Set the data down again, exactly as it reads, but without the pictures.
---- Source material
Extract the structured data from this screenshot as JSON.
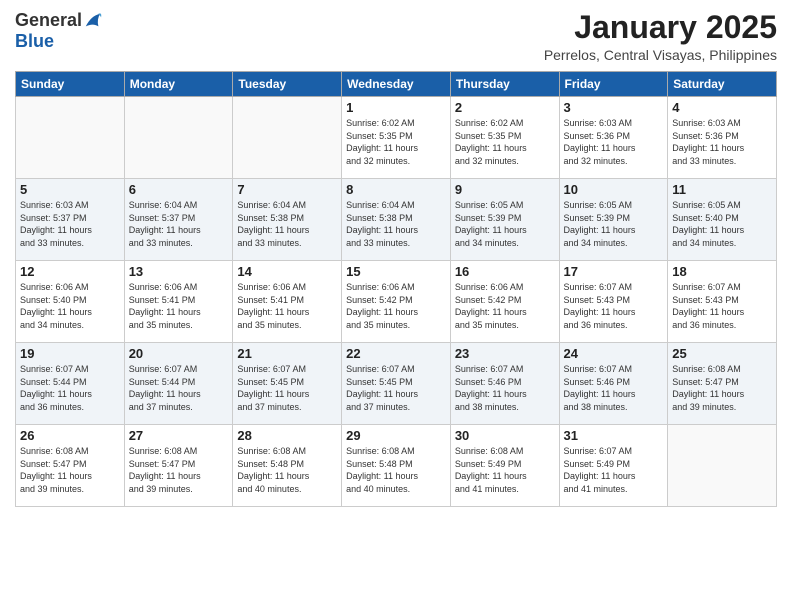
{
  "header": {
    "logo_line1": "General",
    "logo_line2": "Blue",
    "month_title": "January 2025",
    "location": "Perrelos, Central Visayas, Philippines"
  },
  "weekdays": [
    "Sunday",
    "Monday",
    "Tuesday",
    "Wednesday",
    "Thursday",
    "Friday",
    "Saturday"
  ],
  "weeks": [
    [
      {
        "day": "",
        "info": ""
      },
      {
        "day": "",
        "info": ""
      },
      {
        "day": "",
        "info": ""
      },
      {
        "day": "1",
        "info": "Sunrise: 6:02 AM\nSunset: 5:35 PM\nDaylight: 11 hours\nand 32 minutes."
      },
      {
        "day": "2",
        "info": "Sunrise: 6:02 AM\nSunset: 5:35 PM\nDaylight: 11 hours\nand 32 minutes."
      },
      {
        "day": "3",
        "info": "Sunrise: 6:03 AM\nSunset: 5:36 PM\nDaylight: 11 hours\nand 32 minutes."
      },
      {
        "day": "4",
        "info": "Sunrise: 6:03 AM\nSunset: 5:36 PM\nDaylight: 11 hours\nand 33 minutes."
      }
    ],
    [
      {
        "day": "5",
        "info": "Sunrise: 6:03 AM\nSunset: 5:37 PM\nDaylight: 11 hours\nand 33 minutes."
      },
      {
        "day": "6",
        "info": "Sunrise: 6:04 AM\nSunset: 5:37 PM\nDaylight: 11 hours\nand 33 minutes."
      },
      {
        "day": "7",
        "info": "Sunrise: 6:04 AM\nSunset: 5:38 PM\nDaylight: 11 hours\nand 33 minutes."
      },
      {
        "day": "8",
        "info": "Sunrise: 6:04 AM\nSunset: 5:38 PM\nDaylight: 11 hours\nand 33 minutes."
      },
      {
        "day": "9",
        "info": "Sunrise: 6:05 AM\nSunset: 5:39 PM\nDaylight: 11 hours\nand 34 minutes."
      },
      {
        "day": "10",
        "info": "Sunrise: 6:05 AM\nSunset: 5:39 PM\nDaylight: 11 hours\nand 34 minutes."
      },
      {
        "day": "11",
        "info": "Sunrise: 6:05 AM\nSunset: 5:40 PM\nDaylight: 11 hours\nand 34 minutes."
      }
    ],
    [
      {
        "day": "12",
        "info": "Sunrise: 6:06 AM\nSunset: 5:40 PM\nDaylight: 11 hours\nand 34 minutes."
      },
      {
        "day": "13",
        "info": "Sunrise: 6:06 AM\nSunset: 5:41 PM\nDaylight: 11 hours\nand 35 minutes."
      },
      {
        "day": "14",
        "info": "Sunrise: 6:06 AM\nSunset: 5:41 PM\nDaylight: 11 hours\nand 35 minutes."
      },
      {
        "day": "15",
        "info": "Sunrise: 6:06 AM\nSunset: 5:42 PM\nDaylight: 11 hours\nand 35 minutes."
      },
      {
        "day": "16",
        "info": "Sunrise: 6:06 AM\nSunset: 5:42 PM\nDaylight: 11 hours\nand 35 minutes."
      },
      {
        "day": "17",
        "info": "Sunrise: 6:07 AM\nSunset: 5:43 PM\nDaylight: 11 hours\nand 36 minutes."
      },
      {
        "day": "18",
        "info": "Sunrise: 6:07 AM\nSunset: 5:43 PM\nDaylight: 11 hours\nand 36 minutes."
      }
    ],
    [
      {
        "day": "19",
        "info": "Sunrise: 6:07 AM\nSunset: 5:44 PM\nDaylight: 11 hours\nand 36 minutes."
      },
      {
        "day": "20",
        "info": "Sunrise: 6:07 AM\nSunset: 5:44 PM\nDaylight: 11 hours\nand 37 minutes."
      },
      {
        "day": "21",
        "info": "Sunrise: 6:07 AM\nSunset: 5:45 PM\nDaylight: 11 hours\nand 37 minutes."
      },
      {
        "day": "22",
        "info": "Sunrise: 6:07 AM\nSunset: 5:45 PM\nDaylight: 11 hours\nand 37 minutes."
      },
      {
        "day": "23",
        "info": "Sunrise: 6:07 AM\nSunset: 5:46 PM\nDaylight: 11 hours\nand 38 minutes."
      },
      {
        "day": "24",
        "info": "Sunrise: 6:07 AM\nSunset: 5:46 PM\nDaylight: 11 hours\nand 38 minutes."
      },
      {
        "day": "25",
        "info": "Sunrise: 6:08 AM\nSunset: 5:47 PM\nDaylight: 11 hours\nand 39 minutes."
      }
    ],
    [
      {
        "day": "26",
        "info": "Sunrise: 6:08 AM\nSunset: 5:47 PM\nDaylight: 11 hours\nand 39 minutes."
      },
      {
        "day": "27",
        "info": "Sunrise: 6:08 AM\nSunset: 5:47 PM\nDaylight: 11 hours\nand 39 minutes."
      },
      {
        "day": "28",
        "info": "Sunrise: 6:08 AM\nSunset: 5:48 PM\nDaylight: 11 hours\nand 40 minutes."
      },
      {
        "day": "29",
        "info": "Sunrise: 6:08 AM\nSunset: 5:48 PM\nDaylight: 11 hours\nand 40 minutes."
      },
      {
        "day": "30",
        "info": "Sunrise: 6:08 AM\nSunset: 5:49 PM\nDaylight: 11 hours\nand 41 minutes."
      },
      {
        "day": "31",
        "info": "Sunrise: 6:07 AM\nSunset: 5:49 PM\nDaylight: 11 hours\nand 41 minutes."
      },
      {
        "day": "",
        "info": ""
      }
    ]
  ]
}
--------
## Result
Extract the structured data from this screenshot as JSON.
{
  "header": {
    "logo_line1": "General",
    "logo_line2": "Blue",
    "month_title": "January 2025",
    "location": "Perrelos, Central Visayas, Philippines"
  },
  "weekdays": [
    "Sunday",
    "Monday",
    "Tuesday",
    "Wednesday",
    "Thursday",
    "Friday",
    "Saturday"
  ],
  "weeks": [
    [
      {
        "day": "",
        "info": ""
      },
      {
        "day": "",
        "info": ""
      },
      {
        "day": "",
        "info": ""
      },
      {
        "day": "1",
        "info": "Sunrise: 6:02 AM\nSunset: 5:35 PM\nDaylight: 11 hours\nand 32 minutes."
      },
      {
        "day": "2",
        "info": "Sunrise: 6:02 AM\nSunset: 5:35 PM\nDaylight: 11 hours\nand 32 minutes."
      },
      {
        "day": "3",
        "info": "Sunrise: 6:03 AM\nSunset: 5:36 PM\nDaylight: 11 hours\nand 32 minutes."
      },
      {
        "day": "4",
        "info": "Sunrise: 6:03 AM\nSunset: 5:36 PM\nDaylight: 11 hours\nand 33 minutes."
      }
    ],
    [
      {
        "day": "5",
        "info": "Sunrise: 6:03 AM\nSunset: 5:37 PM\nDaylight: 11 hours\nand 33 minutes."
      },
      {
        "day": "6",
        "info": "Sunrise: 6:04 AM\nSunset: 5:37 PM\nDaylight: 11 hours\nand 33 minutes."
      },
      {
        "day": "7",
        "info": "Sunrise: 6:04 AM\nSunset: 5:38 PM\nDaylight: 11 hours\nand 33 minutes."
      },
      {
        "day": "8",
        "info": "Sunrise: 6:04 AM\nSunset: 5:38 PM\nDaylight: 11 hours\nand 33 minutes."
      },
      {
        "day": "9",
        "info": "Sunrise: 6:05 AM\nSunset: 5:39 PM\nDaylight: 11 hours\nand 34 minutes."
      },
      {
        "day": "10",
        "info": "Sunrise: 6:05 AM\nSunset: 5:39 PM\nDaylight: 11 hours\nand 34 minutes."
      },
      {
        "day": "11",
        "info": "Sunrise: 6:05 AM\nSunset: 5:40 PM\nDaylight: 11 hours\nand 34 minutes."
      }
    ],
    [
      {
        "day": "12",
        "info": "Sunrise: 6:06 AM\nSunset: 5:40 PM\nDaylight: 11 hours\nand 34 minutes."
      },
      {
        "day": "13",
        "info": "Sunrise: 6:06 AM\nSunset: 5:41 PM\nDaylight: 11 hours\nand 35 minutes."
      },
      {
        "day": "14",
        "info": "Sunrise: 6:06 AM\nSunset: 5:41 PM\nDaylight: 11 hours\nand 35 minutes."
      },
      {
        "day": "15",
        "info": "Sunrise: 6:06 AM\nSunset: 5:42 PM\nDaylight: 11 hours\nand 35 minutes."
      },
      {
        "day": "16",
        "info": "Sunrise: 6:06 AM\nSunset: 5:42 PM\nDaylight: 11 hours\nand 35 minutes."
      },
      {
        "day": "17",
        "info": "Sunrise: 6:07 AM\nSunset: 5:43 PM\nDaylight: 11 hours\nand 36 minutes."
      },
      {
        "day": "18",
        "info": "Sunrise: 6:07 AM\nSunset: 5:43 PM\nDaylight: 11 hours\nand 36 minutes."
      }
    ],
    [
      {
        "day": "19",
        "info": "Sunrise: 6:07 AM\nSunset: 5:44 PM\nDaylight: 11 hours\nand 36 minutes."
      },
      {
        "day": "20",
        "info": "Sunrise: 6:07 AM\nSunset: 5:44 PM\nDaylight: 11 hours\nand 37 minutes."
      },
      {
        "day": "21",
        "info": "Sunrise: 6:07 AM\nSunset: 5:45 PM\nDaylight: 11 hours\nand 37 minutes."
      },
      {
        "day": "22",
        "info": "Sunrise: 6:07 AM\nSunset: 5:45 PM\nDaylight: 11 hours\nand 37 minutes."
      },
      {
        "day": "23",
        "info": "Sunrise: 6:07 AM\nSunset: 5:46 PM\nDaylight: 11 hours\nand 38 minutes."
      },
      {
        "day": "24",
        "info": "Sunrise: 6:07 AM\nSunset: 5:46 PM\nDaylight: 11 hours\nand 38 minutes."
      },
      {
        "day": "25",
        "info": "Sunrise: 6:08 AM\nSunset: 5:47 PM\nDaylight: 11 hours\nand 39 minutes."
      }
    ],
    [
      {
        "day": "26",
        "info": "Sunrise: 6:08 AM\nSunset: 5:47 PM\nDaylight: 11 hours\nand 39 minutes."
      },
      {
        "day": "27",
        "info": "Sunrise: 6:08 AM\nSunset: 5:47 PM\nDaylight: 11 hours\nand 39 minutes."
      },
      {
        "day": "28",
        "info": "Sunrise: 6:08 AM\nSunset: 5:48 PM\nDaylight: 11 hours\nand 40 minutes."
      },
      {
        "day": "29",
        "info": "Sunrise: 6:08 AM\nSunset: 5:48 PM\nDaylight: 11 hours\nand 40 minutes."
      },
      {
        "day": "30",
        "info": "Sunrise: 6:08 AM\nSunset: 5:49 PM\nDaylight: 11 hours\nand 41 minutes."
      },
      {
        "day": "31",
        "info": "Sunrise: 6:07 AM\nSunset: 5:49 PM\nDaylight: 11 hours\nand 41 minutes."
      },
      {
        "day": "",
        "info": ""
      }
    ]
  ]
}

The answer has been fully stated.